Element box annotations
(begin)
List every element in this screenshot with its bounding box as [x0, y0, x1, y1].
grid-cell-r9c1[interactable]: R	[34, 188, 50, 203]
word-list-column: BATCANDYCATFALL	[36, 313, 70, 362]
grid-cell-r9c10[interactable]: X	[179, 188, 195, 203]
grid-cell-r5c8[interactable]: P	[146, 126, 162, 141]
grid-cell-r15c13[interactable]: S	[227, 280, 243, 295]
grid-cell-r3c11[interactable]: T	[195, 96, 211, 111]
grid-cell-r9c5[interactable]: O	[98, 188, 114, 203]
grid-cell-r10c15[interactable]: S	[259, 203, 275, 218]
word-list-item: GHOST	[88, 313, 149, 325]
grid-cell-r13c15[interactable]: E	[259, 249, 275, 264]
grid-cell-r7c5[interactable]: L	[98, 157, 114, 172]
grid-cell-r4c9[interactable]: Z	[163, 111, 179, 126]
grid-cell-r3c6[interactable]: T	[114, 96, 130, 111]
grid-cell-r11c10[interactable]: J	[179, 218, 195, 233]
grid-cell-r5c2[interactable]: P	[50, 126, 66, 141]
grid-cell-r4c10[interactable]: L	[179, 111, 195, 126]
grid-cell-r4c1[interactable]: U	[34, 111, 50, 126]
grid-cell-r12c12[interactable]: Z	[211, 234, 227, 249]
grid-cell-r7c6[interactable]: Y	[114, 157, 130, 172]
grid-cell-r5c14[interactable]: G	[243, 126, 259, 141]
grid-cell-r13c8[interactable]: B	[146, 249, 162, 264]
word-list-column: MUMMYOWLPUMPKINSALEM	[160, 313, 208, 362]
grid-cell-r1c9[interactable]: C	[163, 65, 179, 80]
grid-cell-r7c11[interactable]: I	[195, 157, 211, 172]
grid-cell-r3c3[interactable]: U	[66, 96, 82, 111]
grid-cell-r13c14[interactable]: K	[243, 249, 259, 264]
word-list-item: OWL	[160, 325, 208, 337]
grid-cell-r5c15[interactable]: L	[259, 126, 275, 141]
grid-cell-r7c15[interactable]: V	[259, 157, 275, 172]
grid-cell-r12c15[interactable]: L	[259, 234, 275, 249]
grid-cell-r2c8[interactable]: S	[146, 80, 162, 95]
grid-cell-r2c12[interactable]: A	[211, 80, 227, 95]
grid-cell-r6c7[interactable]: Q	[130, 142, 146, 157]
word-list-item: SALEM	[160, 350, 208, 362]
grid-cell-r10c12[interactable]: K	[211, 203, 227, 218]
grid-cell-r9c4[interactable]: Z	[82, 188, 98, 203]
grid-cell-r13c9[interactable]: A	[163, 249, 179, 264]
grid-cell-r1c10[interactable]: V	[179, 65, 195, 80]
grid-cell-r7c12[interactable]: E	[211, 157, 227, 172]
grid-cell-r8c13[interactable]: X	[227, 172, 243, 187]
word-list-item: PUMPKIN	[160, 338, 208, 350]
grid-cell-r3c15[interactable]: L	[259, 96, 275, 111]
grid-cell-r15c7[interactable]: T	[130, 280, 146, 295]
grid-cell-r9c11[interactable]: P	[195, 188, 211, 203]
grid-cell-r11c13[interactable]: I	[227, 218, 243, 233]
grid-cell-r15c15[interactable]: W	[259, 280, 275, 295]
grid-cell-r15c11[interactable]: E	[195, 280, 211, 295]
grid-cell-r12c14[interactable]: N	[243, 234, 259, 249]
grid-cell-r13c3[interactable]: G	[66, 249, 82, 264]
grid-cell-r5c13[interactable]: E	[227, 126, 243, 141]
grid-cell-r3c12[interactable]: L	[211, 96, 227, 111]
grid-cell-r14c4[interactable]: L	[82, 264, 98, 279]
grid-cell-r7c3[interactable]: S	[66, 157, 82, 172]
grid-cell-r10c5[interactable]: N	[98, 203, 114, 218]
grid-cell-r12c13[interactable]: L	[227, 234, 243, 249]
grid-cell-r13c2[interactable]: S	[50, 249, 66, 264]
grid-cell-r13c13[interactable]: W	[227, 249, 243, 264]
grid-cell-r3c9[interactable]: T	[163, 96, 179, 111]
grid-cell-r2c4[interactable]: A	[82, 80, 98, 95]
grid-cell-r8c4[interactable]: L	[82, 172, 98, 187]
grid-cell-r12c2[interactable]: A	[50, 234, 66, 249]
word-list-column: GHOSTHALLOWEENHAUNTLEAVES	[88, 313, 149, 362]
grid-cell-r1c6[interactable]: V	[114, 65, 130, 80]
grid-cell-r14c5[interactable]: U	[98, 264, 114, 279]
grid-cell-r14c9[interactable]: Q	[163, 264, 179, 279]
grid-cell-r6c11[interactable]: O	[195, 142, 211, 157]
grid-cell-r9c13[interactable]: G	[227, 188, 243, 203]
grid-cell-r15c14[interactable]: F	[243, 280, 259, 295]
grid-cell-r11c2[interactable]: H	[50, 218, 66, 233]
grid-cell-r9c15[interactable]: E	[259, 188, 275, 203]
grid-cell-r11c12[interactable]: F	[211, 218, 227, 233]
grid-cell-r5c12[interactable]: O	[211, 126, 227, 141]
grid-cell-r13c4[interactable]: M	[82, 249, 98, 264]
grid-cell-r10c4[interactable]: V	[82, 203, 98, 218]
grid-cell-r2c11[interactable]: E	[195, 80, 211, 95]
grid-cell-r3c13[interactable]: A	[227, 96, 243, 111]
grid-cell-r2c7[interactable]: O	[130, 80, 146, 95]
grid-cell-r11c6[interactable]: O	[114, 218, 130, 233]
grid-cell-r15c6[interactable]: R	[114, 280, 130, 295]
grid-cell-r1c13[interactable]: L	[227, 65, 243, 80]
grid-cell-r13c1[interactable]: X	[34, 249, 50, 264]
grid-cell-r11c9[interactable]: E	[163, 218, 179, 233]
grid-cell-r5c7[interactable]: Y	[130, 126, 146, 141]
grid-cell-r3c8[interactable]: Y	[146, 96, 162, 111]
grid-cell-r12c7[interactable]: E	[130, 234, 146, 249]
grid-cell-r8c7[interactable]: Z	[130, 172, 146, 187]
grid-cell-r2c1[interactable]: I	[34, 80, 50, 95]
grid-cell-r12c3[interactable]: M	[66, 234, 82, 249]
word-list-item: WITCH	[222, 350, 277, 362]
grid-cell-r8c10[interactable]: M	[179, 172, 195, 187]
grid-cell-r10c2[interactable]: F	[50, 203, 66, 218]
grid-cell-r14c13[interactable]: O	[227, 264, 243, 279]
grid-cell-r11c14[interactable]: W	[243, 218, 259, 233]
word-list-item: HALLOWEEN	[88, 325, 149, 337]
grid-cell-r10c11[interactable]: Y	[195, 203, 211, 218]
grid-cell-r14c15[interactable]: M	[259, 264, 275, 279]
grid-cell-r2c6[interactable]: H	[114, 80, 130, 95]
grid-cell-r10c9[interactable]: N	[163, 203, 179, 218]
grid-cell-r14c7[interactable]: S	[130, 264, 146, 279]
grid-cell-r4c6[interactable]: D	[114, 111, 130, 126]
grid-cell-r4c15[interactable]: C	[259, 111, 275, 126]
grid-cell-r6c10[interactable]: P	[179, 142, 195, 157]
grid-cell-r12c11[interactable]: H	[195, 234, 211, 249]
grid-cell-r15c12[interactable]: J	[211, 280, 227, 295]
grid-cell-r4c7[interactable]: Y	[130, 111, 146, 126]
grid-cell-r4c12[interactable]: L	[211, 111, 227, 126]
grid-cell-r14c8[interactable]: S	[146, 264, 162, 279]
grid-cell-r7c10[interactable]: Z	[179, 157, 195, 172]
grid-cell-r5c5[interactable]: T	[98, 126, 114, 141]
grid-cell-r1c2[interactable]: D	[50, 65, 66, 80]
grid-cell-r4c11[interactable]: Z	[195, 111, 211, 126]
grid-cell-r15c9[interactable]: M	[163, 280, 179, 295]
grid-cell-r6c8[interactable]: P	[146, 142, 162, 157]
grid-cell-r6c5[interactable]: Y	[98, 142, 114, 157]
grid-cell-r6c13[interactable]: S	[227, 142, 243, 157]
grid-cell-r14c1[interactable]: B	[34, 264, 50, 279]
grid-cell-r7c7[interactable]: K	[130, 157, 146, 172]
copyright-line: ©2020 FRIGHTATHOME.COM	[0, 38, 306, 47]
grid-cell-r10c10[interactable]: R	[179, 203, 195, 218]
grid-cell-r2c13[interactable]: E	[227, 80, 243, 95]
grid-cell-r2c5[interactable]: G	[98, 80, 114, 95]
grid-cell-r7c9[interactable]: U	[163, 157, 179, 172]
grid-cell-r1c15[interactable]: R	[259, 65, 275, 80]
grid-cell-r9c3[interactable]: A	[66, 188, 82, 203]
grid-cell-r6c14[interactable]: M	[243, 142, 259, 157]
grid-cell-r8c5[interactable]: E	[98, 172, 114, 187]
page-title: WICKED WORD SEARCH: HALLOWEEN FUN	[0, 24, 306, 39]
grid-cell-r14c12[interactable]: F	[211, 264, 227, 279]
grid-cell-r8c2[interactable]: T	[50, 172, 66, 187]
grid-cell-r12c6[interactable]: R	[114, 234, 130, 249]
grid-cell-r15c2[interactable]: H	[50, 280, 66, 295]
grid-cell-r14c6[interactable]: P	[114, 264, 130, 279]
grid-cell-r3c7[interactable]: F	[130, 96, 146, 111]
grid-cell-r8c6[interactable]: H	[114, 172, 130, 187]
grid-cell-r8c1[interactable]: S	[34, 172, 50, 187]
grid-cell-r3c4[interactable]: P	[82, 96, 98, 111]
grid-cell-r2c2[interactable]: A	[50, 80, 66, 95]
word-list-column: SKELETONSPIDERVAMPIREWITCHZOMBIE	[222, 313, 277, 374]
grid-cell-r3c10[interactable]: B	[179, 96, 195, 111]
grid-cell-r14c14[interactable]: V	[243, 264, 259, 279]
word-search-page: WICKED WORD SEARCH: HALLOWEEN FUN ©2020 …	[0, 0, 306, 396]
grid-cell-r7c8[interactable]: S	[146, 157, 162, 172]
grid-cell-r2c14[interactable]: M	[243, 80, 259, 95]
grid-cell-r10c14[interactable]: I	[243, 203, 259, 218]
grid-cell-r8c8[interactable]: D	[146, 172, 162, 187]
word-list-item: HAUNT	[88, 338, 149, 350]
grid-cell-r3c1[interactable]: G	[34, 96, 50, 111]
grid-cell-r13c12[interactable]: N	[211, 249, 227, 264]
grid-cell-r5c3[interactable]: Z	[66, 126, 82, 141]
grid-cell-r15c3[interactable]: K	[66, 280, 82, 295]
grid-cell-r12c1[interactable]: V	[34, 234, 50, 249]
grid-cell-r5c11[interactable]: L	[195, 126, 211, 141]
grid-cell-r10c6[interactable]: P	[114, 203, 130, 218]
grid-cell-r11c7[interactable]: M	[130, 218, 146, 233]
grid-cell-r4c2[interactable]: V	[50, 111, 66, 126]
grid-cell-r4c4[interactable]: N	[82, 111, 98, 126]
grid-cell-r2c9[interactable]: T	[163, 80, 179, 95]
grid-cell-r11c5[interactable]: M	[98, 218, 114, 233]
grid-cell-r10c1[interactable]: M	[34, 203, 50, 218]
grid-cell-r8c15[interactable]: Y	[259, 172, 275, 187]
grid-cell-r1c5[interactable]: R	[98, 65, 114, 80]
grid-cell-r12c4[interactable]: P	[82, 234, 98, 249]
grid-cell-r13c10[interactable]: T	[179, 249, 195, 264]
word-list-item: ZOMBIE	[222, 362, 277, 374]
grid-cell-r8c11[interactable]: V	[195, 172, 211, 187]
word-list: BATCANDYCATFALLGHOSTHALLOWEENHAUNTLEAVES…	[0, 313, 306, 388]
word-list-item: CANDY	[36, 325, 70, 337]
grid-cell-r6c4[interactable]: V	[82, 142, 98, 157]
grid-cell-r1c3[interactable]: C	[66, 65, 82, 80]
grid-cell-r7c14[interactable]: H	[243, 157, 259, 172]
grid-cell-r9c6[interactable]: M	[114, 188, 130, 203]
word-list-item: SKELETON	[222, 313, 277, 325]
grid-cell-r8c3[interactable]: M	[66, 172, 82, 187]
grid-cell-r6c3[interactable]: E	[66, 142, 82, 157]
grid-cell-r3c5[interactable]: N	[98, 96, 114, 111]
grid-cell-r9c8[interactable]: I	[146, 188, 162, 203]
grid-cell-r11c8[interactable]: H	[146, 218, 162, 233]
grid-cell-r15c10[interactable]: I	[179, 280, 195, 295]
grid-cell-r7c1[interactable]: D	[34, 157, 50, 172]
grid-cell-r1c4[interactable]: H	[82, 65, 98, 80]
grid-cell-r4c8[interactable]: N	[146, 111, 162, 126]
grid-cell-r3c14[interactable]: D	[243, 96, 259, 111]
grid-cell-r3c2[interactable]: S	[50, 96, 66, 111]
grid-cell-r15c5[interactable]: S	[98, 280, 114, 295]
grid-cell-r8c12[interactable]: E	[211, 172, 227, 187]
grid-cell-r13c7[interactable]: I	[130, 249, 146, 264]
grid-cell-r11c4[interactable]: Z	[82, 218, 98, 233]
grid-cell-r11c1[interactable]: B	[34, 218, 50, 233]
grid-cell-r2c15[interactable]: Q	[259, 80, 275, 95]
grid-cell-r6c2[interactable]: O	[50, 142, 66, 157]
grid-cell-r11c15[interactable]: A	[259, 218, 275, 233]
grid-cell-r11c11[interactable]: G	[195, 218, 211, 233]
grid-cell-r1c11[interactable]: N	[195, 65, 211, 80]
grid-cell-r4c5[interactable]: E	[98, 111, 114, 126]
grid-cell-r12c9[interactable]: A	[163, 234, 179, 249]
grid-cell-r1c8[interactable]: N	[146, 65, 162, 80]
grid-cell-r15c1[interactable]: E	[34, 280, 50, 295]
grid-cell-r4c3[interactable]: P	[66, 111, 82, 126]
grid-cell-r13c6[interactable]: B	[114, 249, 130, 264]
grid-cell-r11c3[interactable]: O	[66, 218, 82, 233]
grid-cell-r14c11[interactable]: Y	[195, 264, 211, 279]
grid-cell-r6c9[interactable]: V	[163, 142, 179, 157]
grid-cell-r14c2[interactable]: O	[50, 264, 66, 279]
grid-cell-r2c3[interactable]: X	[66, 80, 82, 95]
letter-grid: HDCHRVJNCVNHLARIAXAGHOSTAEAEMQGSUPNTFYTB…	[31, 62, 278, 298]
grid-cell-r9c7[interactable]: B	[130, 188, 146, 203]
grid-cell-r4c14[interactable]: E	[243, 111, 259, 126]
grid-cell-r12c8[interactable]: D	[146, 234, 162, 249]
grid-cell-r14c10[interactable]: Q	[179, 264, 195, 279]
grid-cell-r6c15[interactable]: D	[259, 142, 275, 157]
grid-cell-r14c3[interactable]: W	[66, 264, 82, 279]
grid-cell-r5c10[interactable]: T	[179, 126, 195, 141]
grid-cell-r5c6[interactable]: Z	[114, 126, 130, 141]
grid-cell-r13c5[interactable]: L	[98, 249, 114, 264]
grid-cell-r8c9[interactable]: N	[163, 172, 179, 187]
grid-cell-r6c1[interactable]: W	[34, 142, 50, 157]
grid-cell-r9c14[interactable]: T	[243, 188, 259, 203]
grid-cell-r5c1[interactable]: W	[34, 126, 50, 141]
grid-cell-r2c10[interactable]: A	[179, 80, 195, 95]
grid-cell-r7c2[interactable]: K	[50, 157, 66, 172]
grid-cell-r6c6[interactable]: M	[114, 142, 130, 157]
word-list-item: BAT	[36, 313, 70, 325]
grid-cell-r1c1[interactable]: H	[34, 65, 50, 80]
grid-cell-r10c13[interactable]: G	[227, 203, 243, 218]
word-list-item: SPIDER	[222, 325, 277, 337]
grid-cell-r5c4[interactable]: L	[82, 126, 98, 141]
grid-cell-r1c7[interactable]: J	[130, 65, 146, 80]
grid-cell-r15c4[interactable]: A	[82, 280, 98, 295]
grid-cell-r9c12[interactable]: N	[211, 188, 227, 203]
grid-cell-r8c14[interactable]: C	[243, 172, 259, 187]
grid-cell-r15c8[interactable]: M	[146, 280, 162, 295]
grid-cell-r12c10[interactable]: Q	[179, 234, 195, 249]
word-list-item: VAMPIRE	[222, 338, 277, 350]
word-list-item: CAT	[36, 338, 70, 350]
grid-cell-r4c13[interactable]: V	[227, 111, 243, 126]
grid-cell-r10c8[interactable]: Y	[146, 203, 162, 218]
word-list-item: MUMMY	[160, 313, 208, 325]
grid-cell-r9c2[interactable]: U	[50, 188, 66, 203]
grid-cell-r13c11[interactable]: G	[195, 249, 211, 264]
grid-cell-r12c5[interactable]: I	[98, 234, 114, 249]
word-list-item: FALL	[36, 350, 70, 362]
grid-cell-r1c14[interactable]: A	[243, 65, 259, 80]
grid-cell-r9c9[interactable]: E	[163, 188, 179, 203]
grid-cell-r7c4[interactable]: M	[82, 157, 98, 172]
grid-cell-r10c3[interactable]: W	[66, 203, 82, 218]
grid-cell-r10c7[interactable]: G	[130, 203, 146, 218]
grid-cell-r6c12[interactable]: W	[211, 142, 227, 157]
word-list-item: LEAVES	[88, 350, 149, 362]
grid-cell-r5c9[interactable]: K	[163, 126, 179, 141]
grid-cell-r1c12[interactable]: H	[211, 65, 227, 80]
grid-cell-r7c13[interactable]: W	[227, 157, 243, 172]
(end)
Copy out the lines above from the first one through the line containing "96, 211, 111]", with both of those lines included.

List every element in this screenshot with its bounding box as [x0, y0, x1, y1].
grid-cell-r9c1[interactable]: R	[34, 188, 50, 203]
word-list-column: BATCANDYCATFALL	[36, 313, 70, 362]
grid-cell-r9c10[interactable]: X	[179, 188, 195, 203]
grid-cell-r5c8[interactable]: P	[146, 126, 162, 141]
grid-cell-r15c13[interactable]: S	[227, 280, 243, 295]
grid-cell-r3c11[interactable]: T	[195, 96, 211, 111]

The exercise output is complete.